> _WORK TO DO_: Identify the lines that include the word "title", then copy all of them.

> _INFORMATION SHOWN_:

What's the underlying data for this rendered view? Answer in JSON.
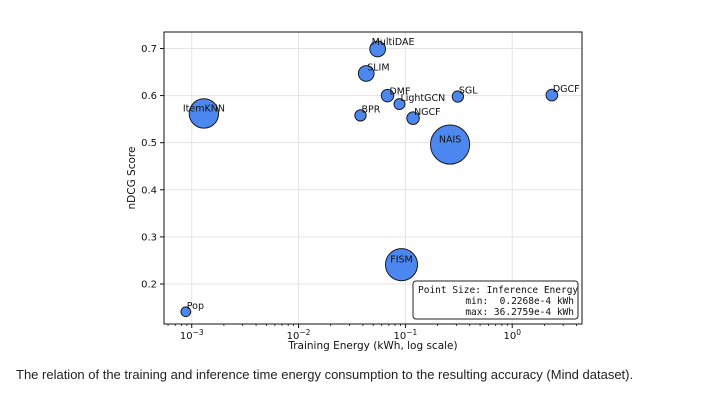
{
  "chart_data": {
    "type": "scatter",
    "title": "",
    "xlabel": "Training Energy (kWh, log scale)",
    "ylabel": "nDCG Score",
    "xscale": "log",
    "xlim": [
      0.00055,
      4.5
    ],
    "ylim": [
      0.115,
      0.735
    ],
    "grid": true,
    "x_ticks": [
      {
        "value": 0.001,
        "base": "10",
        "exp": "−3"
      },
      {
        "value": 0.01,
        "base": "10",
        "exp": "−2"
      },
      {
        "value": 0.1,
        "base": "10",
        "exp": "−1"
      },
      {
        "value": 1,
        "base": "10",
        "exp": "0"
      }
    ],
    "y_ticks": [
      {
        "value": 0.2,
        "label": "0.2"
      },
      {
        "value": 0.3,
        "label": "0.3"
      },
      {
        "value": 0.4,
        "label": "0.4"
      },
      {
        "value": 0.5,
        "label": "0.5"
      },
      {
        "value": 0.6,
        "label": "0.6"
      },
      {
        "value": 0.7,
        "label": "0.7"
      }
    ],
    "point_color": "#4d88f0",
    "edge_color": "#1a1a1a",
    "size_encoding": "Inference Energy (×10⁻⁴ kWh)",
    "points": [
      {
        "name": "MultiDAE",
        "x": 0.055,
        "y": 0.699,
        "size": 2.6,
        "label_pos": "top"
      },
      {
        "name": "SLIM",
        "x": 0.043,
        "y": 0.647,
        "size": 2.6,
        "label_pos": "top-right"
      },
      {
        "name": "DMF",
        "x": 0.068,
        "y": 0.6,
        "size": 1.0,
        "label_pos": "right"
      },
      {
        "name": "LightGCN",
        "x": 0.088,
        "y": 0.582,
        "size": 0.5,
        "label_pos": "top-right"
      },
      {
        "name": "BPR",
        "x": 0.038,
        "y": 0.558,
        "size": 0.6,
        "label_pos": "top-right"
      },
      {
        "name": "NGCF",
        "x": 0.118,
        "y": 0.552,
        "size": 1.0,
        "label_pos": "top-right"
      },
      {
        "name": "SGL",
        "x": 0.31,
        "y": 0.598,
        "size": 0.6,
        "label_pos": "top-right"
      },
      {
        "name": "DGCF",
        "x": 2.35,
        "y": 0.601,
        "size": 0.7,
        "label_pos": "top-right"
      },
      {
        "name": "ItemKNN",
        "x": 0.0013,
        "y": 0.562,
        "size": 17.5,
        "label_pos": "center"
      },
      {
        "name": "NAIS",
        "x": 0.262,
        "y": 0.496,
        "size": 36.2759,
        "label_pos": "center"
      },
      {
        "name": "FISM",
        "x": 0.092,
        "y": 0.241,
        "size": 22.0,
        "label_pos": "center"
      },
      {
        "name": "Pop",
        "x": 0.00088,
        "y": 0.141,
        "size": 0.2268,
        "label_pos": "top-right"
      }
    ],
    "legend": {
      "title": "Point Size: Inference Energy",
      "lines": [
        "min:  0.2268e-4 kWh",
        "max: 36.2759e-4 kWh"
      ],
      "placement": "bottom-right"
    }
  },
  "caption": "The relation of the training and inference time energy consumption to the resulting accuracy (Mind dataset)."
}
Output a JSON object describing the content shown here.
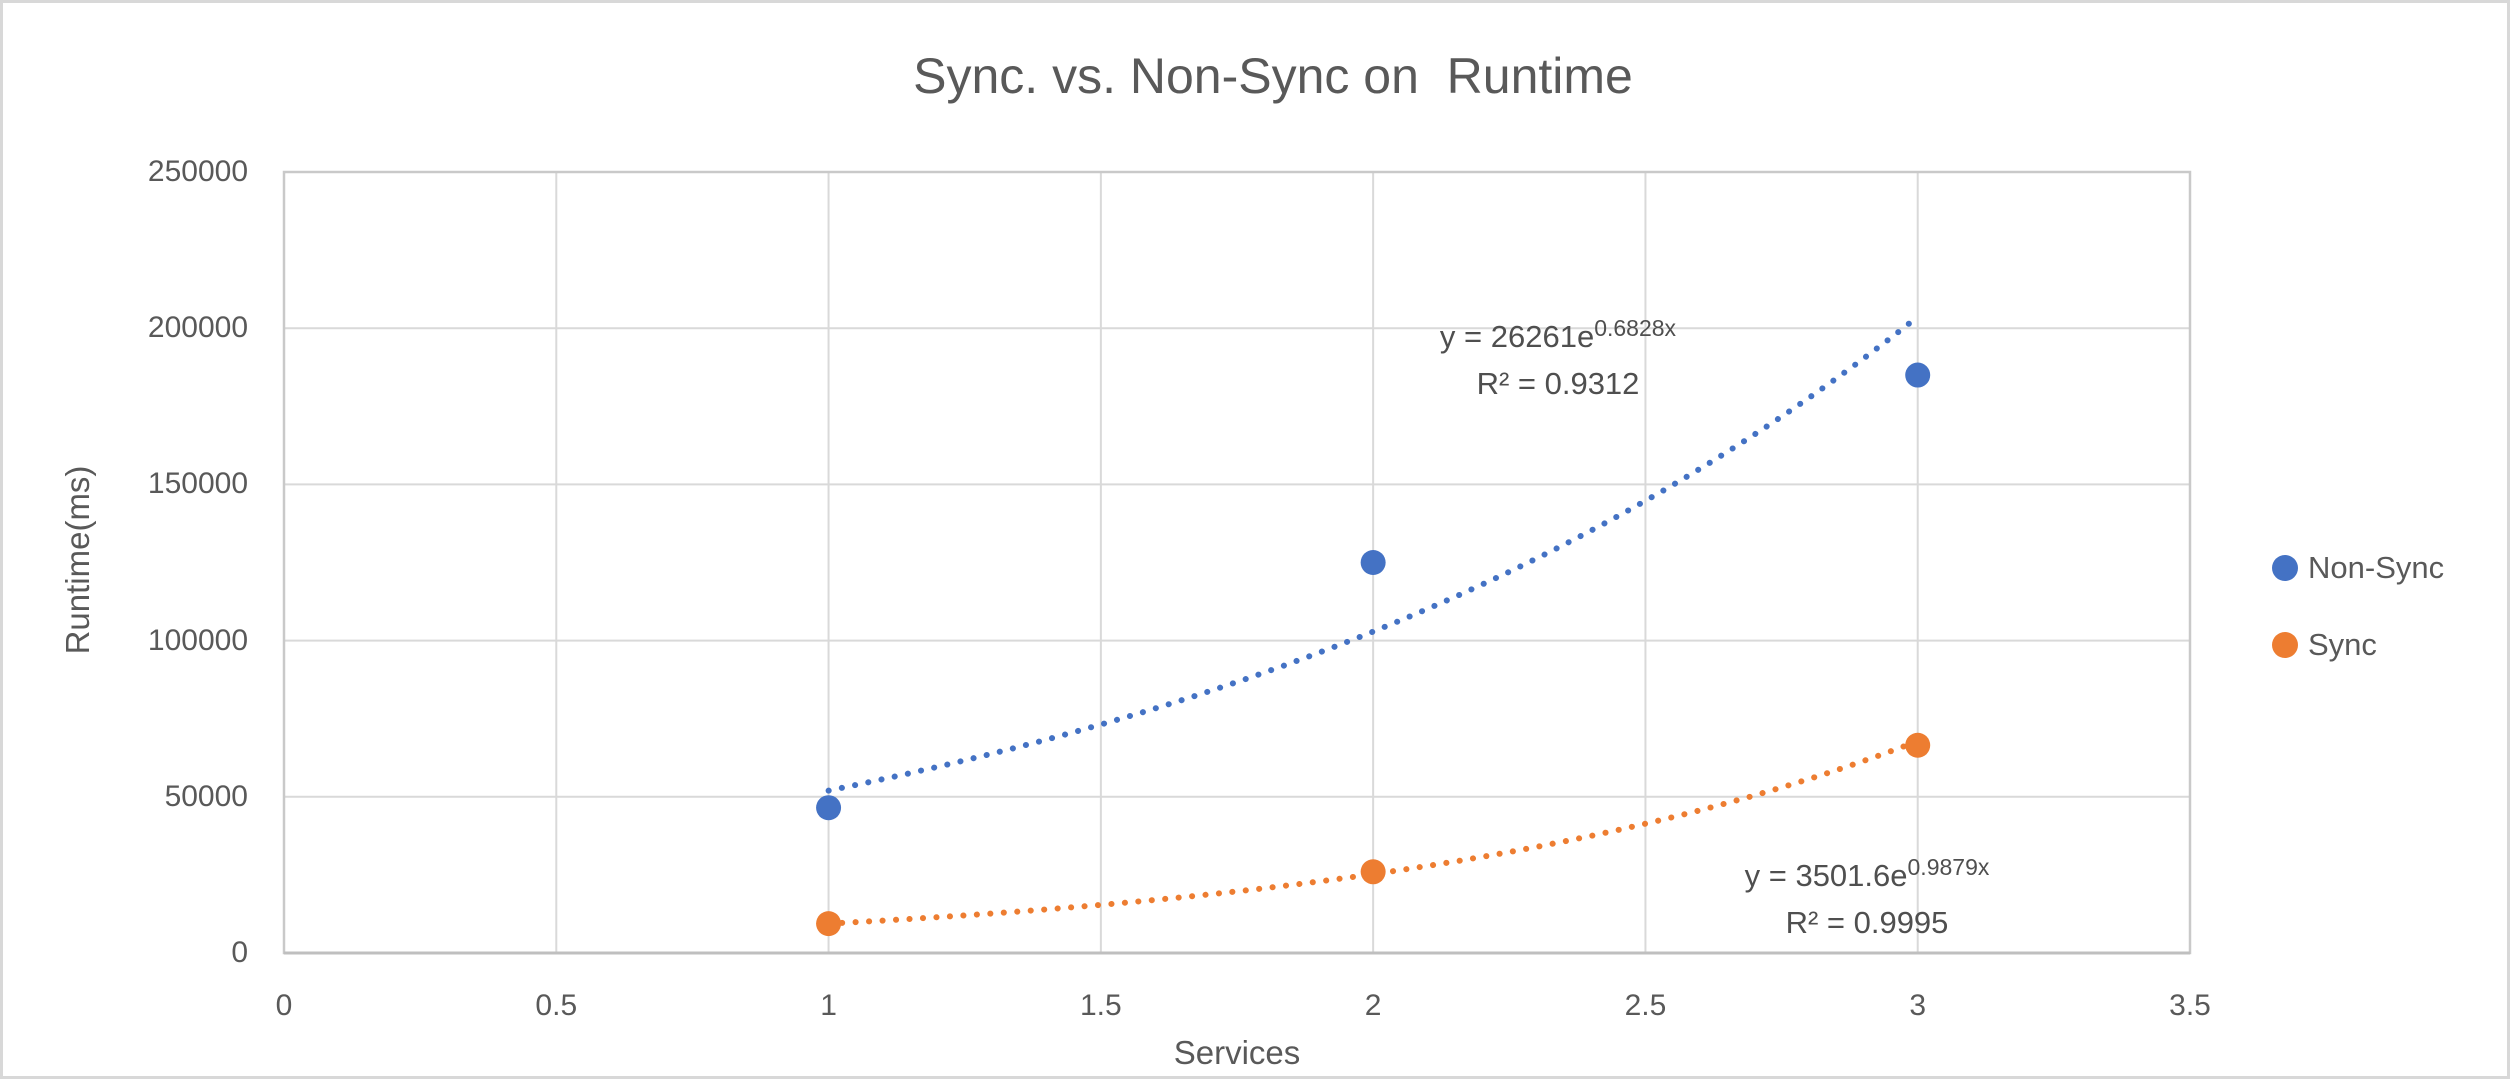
{
  "window": {
    "background": "#FFFFFF",
    "frame_border_color": "#D8D8D8"
  },
  "chart_data": {
    "type": "scatter",
    "title": "Sync. vs. Non-Sync on  Runtime",
    "xlabel": "Services",
    "ylabel": "Runtime(ms)",
    "xlim": [
      0,
      3.5
    ],
    "ylim": [
      0,
      250000
    ],
    "x_tick_labels": [
      "0",
      "0.5",
      "1",
      "1.5",
      "2",
      "2.5",
      "3",
      "3.5"
    ],
    "y_tick_labels": [
      "0",
      "50000",
      "100000",
      "150000",
      "200000",
      "250000"
    ],
    "grid": true,
    "legend_position": "right",
    "colors": {
      "gridline": "#D9D9D9",
      "plot_border": "#C9C9C9",
      "axis_line": "#BFBFBF",
      "text": "#595959",
      "annotation_text": "#4F4F4F"
    },
    "series": [
      {
        "name": "Non-Sync",
        "color": "#4472C4",
        "points": [
          {
            "x": 1,
            "y": 46500
          },
          {
            "x": 2,
            "y": 125000
          },
          {
            "x": 3,
            "y": 185000
          }
        ],
        "trendline": {
          "type": "exponential",
          "coefficient": 26261,
          "exponent": 0.6828,
          "x_start": 1,
          "x_end": 3,
          "equation_base": "y = 26261e",
          "equation_exponent": "0.6828x",
          "r_squared": "R² = 0.9312"
        }
      },
      {
        "name": "Sync",
        "color": "#ED7D31",
        "points": [
          {
            "x": 1,
            "y": 9400
          },
          {
            "x": 2,
            "y": 26000
          },
          {
            "x": 3,
            "y": 66500
          }
        ],
        "trendline": {
          "type": "exponential",
          "coefficient": 3501.6,
          "exponent": 0.9879,
          "x_start": 1,
          "x_end": 3,
          "equation_base": "y = 3501.6e",
          "equation_exponent": "0.9879x",
          "r_squared": "R² = 0.9995"
        }
      }
    ]
  }
}
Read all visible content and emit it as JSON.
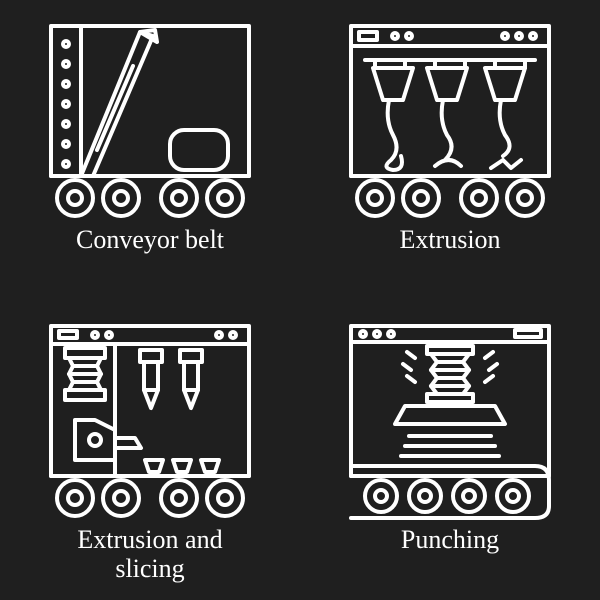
{
  "background_color": "#1f1f1f",
  "stroke_color": "#ffffff",
  "stroke_width": 4,
  "label_color": "#ffffff",
  "label_fontsize": 26,
  "font_family": "Georgia, serif",
  "icons": [
    {
      "key": "conveyor",
      "label": "Conveyor belt"
    },
    {
      "key": "extrusion",
      "label": "Extrusion"
    },
    {
      "key": "extrusion_slicing",
      "label": "Extrusion and\nslicing"
    },
    {
      "key": "punching",
      "label": "Punching"
    }
  ]
}
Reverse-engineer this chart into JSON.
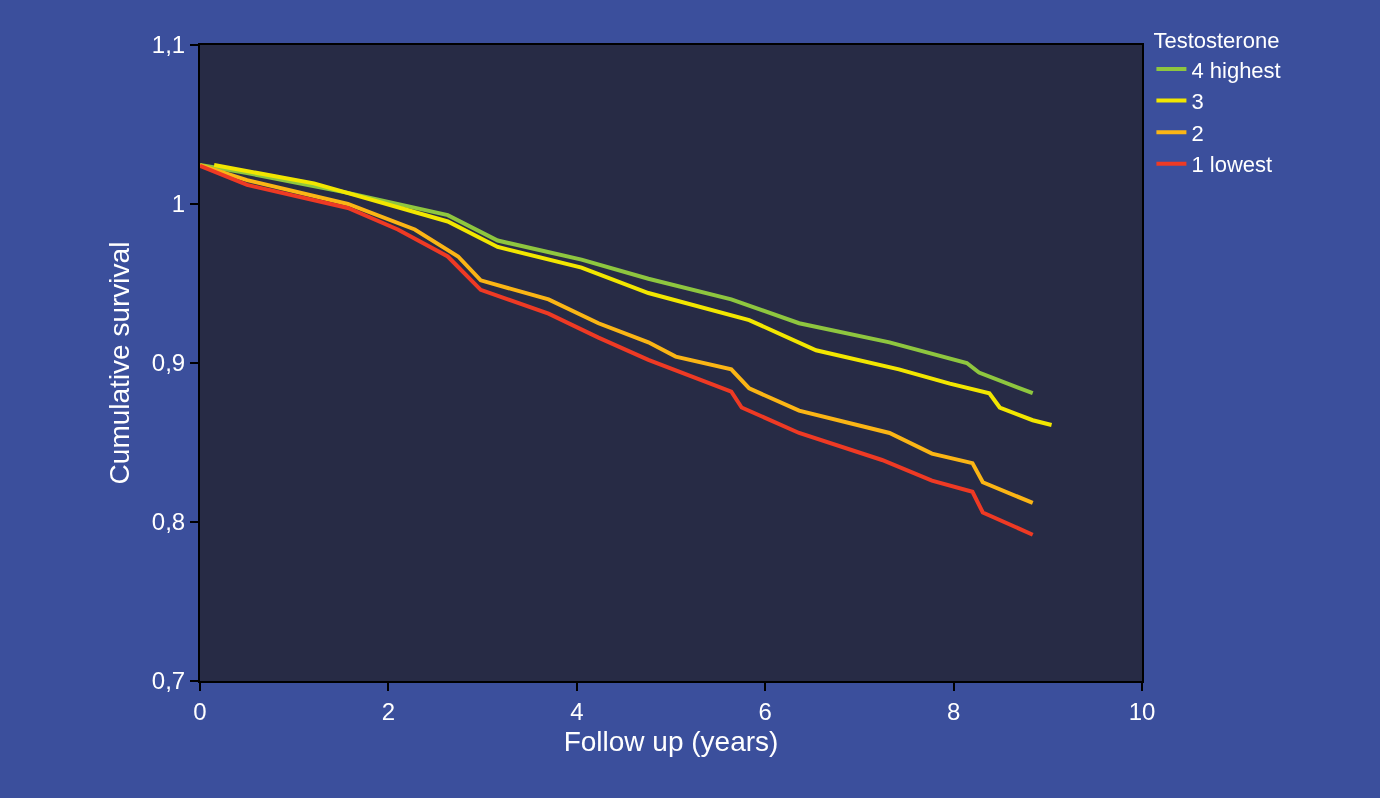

> _CORRECT ANSWER_:
    "title": "",
      "title": "Point Size: Inference Energy",
    "title": "Sync. vs. Non-Sync on  Runtime",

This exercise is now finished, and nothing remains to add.